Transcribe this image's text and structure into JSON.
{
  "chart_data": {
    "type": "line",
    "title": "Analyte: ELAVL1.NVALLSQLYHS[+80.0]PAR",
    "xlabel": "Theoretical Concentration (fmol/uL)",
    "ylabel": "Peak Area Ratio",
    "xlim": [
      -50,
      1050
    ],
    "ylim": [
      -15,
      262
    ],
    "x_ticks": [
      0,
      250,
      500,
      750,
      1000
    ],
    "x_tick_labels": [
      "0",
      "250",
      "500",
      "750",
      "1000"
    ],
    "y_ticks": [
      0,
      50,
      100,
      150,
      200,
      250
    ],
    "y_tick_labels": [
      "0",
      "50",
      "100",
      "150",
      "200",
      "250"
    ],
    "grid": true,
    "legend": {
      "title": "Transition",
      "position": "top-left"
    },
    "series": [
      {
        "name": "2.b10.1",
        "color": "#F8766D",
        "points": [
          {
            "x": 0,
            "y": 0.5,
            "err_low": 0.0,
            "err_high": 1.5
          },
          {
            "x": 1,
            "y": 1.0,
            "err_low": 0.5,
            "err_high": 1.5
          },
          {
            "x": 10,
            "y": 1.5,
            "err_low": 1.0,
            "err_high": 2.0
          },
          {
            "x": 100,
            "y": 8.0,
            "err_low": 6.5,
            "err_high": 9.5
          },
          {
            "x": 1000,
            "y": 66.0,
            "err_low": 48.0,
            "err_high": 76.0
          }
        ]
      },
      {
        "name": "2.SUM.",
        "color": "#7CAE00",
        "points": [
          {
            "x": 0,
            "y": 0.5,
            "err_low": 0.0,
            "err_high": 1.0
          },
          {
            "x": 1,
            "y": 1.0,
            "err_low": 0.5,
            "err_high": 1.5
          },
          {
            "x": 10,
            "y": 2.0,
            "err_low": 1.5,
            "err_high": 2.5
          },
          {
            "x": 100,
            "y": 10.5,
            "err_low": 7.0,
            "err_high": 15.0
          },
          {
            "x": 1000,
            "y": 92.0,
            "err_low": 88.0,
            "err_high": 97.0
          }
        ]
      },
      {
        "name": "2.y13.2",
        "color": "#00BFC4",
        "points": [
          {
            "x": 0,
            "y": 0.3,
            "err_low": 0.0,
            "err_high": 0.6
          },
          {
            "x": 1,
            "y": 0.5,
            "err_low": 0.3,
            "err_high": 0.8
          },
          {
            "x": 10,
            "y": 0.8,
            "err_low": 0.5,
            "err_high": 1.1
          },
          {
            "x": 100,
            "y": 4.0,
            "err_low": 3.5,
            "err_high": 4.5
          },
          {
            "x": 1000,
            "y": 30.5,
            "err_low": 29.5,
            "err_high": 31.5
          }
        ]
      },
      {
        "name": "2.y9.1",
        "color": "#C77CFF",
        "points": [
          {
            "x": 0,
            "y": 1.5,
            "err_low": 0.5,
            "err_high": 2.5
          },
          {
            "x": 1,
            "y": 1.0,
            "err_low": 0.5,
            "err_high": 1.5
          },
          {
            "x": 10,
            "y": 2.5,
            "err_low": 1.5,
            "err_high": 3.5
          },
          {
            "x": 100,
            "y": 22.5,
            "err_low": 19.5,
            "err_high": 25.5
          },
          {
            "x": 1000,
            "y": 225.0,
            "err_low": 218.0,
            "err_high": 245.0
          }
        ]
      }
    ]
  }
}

################

* Requirements:
Exactly as shown above, return every record.

* Final result:
Transcribe this image's text and structure into JSON.
{
  "chart_data": {
    "type": "line",
    "title": "Analyte: ELAVL1.NVALLSQLYHS[+80.0]PAR",
    "xlabel": "Theoretical Concentration (fmol/uL)",
    "ylabel": "Peak Area Ratio",
    "xlim": [
      -50,
      1050
    ],
    "ylim": [
      -15,
      262
    ],
    "x_ticks": [
      0,
      250,
      500,
      750,
      1000
    ],
    "x_tick_labels": [
      "0",
      "250",
      "500",
      "750",
      "1000"
    ],
    "y_ticks": [
      0,
      50,
      100,
      150,
      200,
      250
    ],
    "y_tick_labels": [
      "0",
      "50",
      "100",
      "150",
      "200",
      "250"
    ],
    "grid": true,
    "legend": {
      "title": "Transition",
      "position": "top-left"
    },
    "series": [
      {
        "name": "2.b10.1",
        "color": "#F8766D",
        "points": [
          {
            "x": 0,
            "y": 0.5,
            "err_low": 0.0,
            "err_high": 1.5
          },
          {
            "x": 1,
            "y": 1.0,
            "err_low": 0.5,
            "err_high": 1.5
          },
          {
            "x": 10,
            "y": 1.5,
            "err_low": 1.0,
            "err_high": 2.0
          },
          {
            "x": 100,
            "y": 8.0,
            "err_low": 6.5,
            "err_high": 9.5
          },
          {
            "x": 1000,
            "y": 66.0,
            "err_low": 48.0,
            "err_high": 76.0
          }
        ]
      },
      {
        "name": "2.SUM.",
        "color": "#7CAE00",
        "points": [
          {
            "x": 0,
            "y": 0.5,
            "err_low": 0.0,
            "err_high": 1.0
          },
          {
            "x": 1,
            "y": 1.0,
            "err_low": 0.5,
            "err_high": 1.5
          },
          {
            "x": 10,
            "y": 2.0,
            "err_low": 1.5,
            "err_high": 2.5
          },
          {
            "x": 100,
            "y": 10.5,
            "err_low": 7.0,
            "err_high": 15.0
          },
          {
            "x": 1000,
            "y": 92.0,
            "err_low": 88.0,
            "err_high": 97.0
          }
        ]
      },
      {
        "name": "2.y13.2",
        "color": "#00BFC4",
        "points": [
          {
            "x": 0,
            "y": 0.3,
            "err_low": 0.0,
            "err_high": 0.6
          },
          {
            "x": 1,
            "y": 0.5,
            "err_low": 0.3,
            "err_high": 0.8
          },
          {
            "x": 10,
            "y": 0.8,
            "err_low": 0.5,
            "err_high": 1.1
          },
          {
            "x": 100,
            "y": 4.0,
            "err_low": 3.5,
            "err_high": 4.5
          },
          {
            "x": 1000,
            "y": 30.5,
            "err_low": 29.5,
            "err_high": 31.5
          }
        ]
      },
      {
        "name": "2.y9.1",
        "color": "#C77CFF",
        "points": [
          {
            "x": 0,
            "y": 1.5,
            "err_low": 0.5,
            "err_high": 2.5
          },
          {
            "x": 1,
            "y": 1.0,
            "err_low": 0.5,
            "err_high": 1.5
          },
          {
            "x": 10,
            "y": 2.5,
            "err_low": 1.5,
            "err_high": 3.5
          },
          {
            "x": 100,
            "y": 22.5,
            "err_low": 19.5,
            "err_high": 25.5
          },
          {
            "x": 1000,
            "y": 225.0,
            "err_low": 218.0,
            "err_high": 245.0
          }
        ]
      }
    ]
  }
}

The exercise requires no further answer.